◆ **RECORDS SHOWN**:
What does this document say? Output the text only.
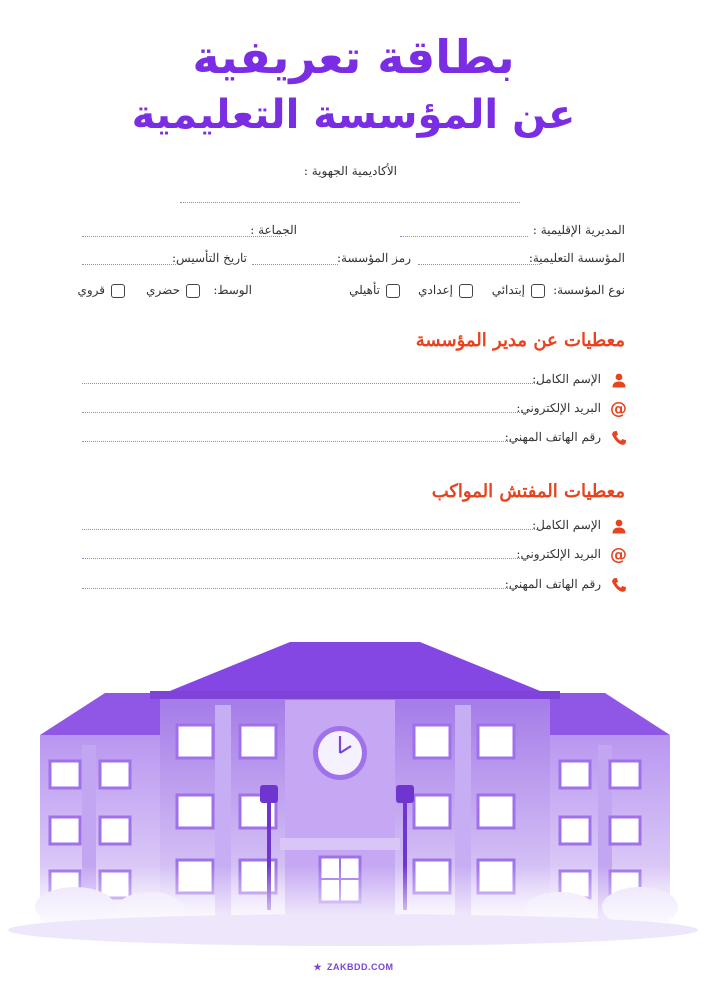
بطاقة تعريفية
عن المؤسسة التعليمية
الأكاديمية الجهوية :
المديرية الإقليمية :
الجماعة :
المؤسسة التعليمية:
رمز المؤسسة:
تاريخ التأسيس:
نوع المؤسسة:
إبتدائي
إعدادي
تأهيلي
الوسط:
حضري
قروي
معطيات عن مدير المؤسسة
الإسم الكامل:
@
البريد الإلكتروني:
رقم الهاتف المهني:
معطيات المفتش المواكب
الإسم الكامل:
@
البريد الإلكتروني:
رقم الهاتف المهني:
★ ZAKBDD.COM
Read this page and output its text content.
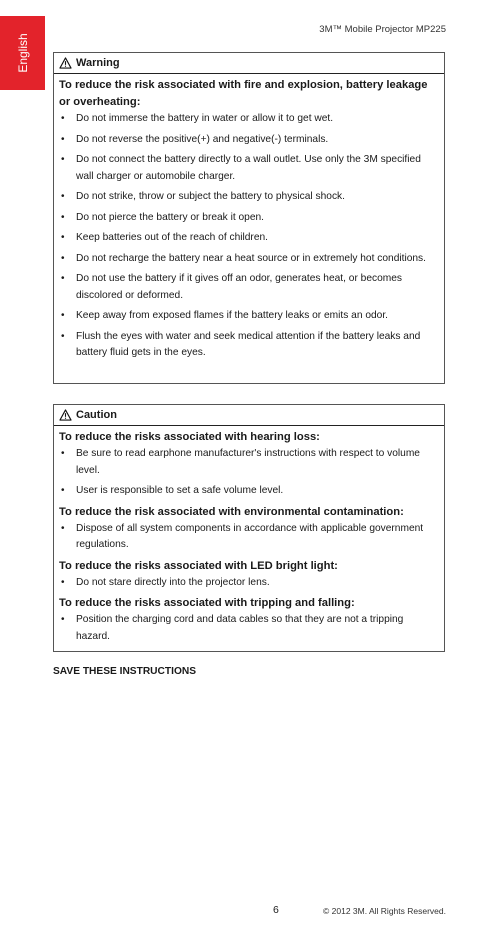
English
3M™ Mobile Projector MP225
Warning

To reduce the risk associated with fire and explosion, battery leakage or overheating:

• Do not immerse the battery in water or allow it to get wet.
• Do not reverse the positive(+) and negative(-) terminals.
• Do not connect the battery directly to a wall outlet. Use only the 3M specified wall charger or automobile charger.
• Do not strike, throw or subject the battery to physical shock.
• Do not pierce the battery or break it open.
• Keep batteries out of the reach of children.
• Do not recharge the battery near a heat source or in extremely hot conditions.
• Do not use the battery if it gives off an odor, generates heat, or becomes discolored or deformed.
• Keep away from exposed flames if the battery leaks or emits an odor.
• Flush the eyes with water and seek medical attention if the battery leaks and battery fluid gets in the eyes.
Caution

To reduce the risks associated with hearing loss:

• Be sure to read earphone manufacturer's instructions with respect to volume level.
• User is responsible to set a safe volume level.

To reduce the risk associated with environmental contamination:

• Dispose of all system components in accordance with applicable government regulations.

To reduce the risks associated with LED bright light:

• Do not stare directly into the projector lens.

To reduce the risks associated with tripping and falling:

• Position the charging cord and data cables so that they are not a tripping hazard.
SAVE THESE INSTRUCTIONS
6	© 2012 3M. All Rights Reserved.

◆ **CHALLENGE**: Gather each line of the listing containing the word "level" and show it.

◆ **WRITTEN SOLUTION**:
• Be sure to read earphone manufacturer's instructions with respect to volume level.
• User is responsible to set a safe volume level.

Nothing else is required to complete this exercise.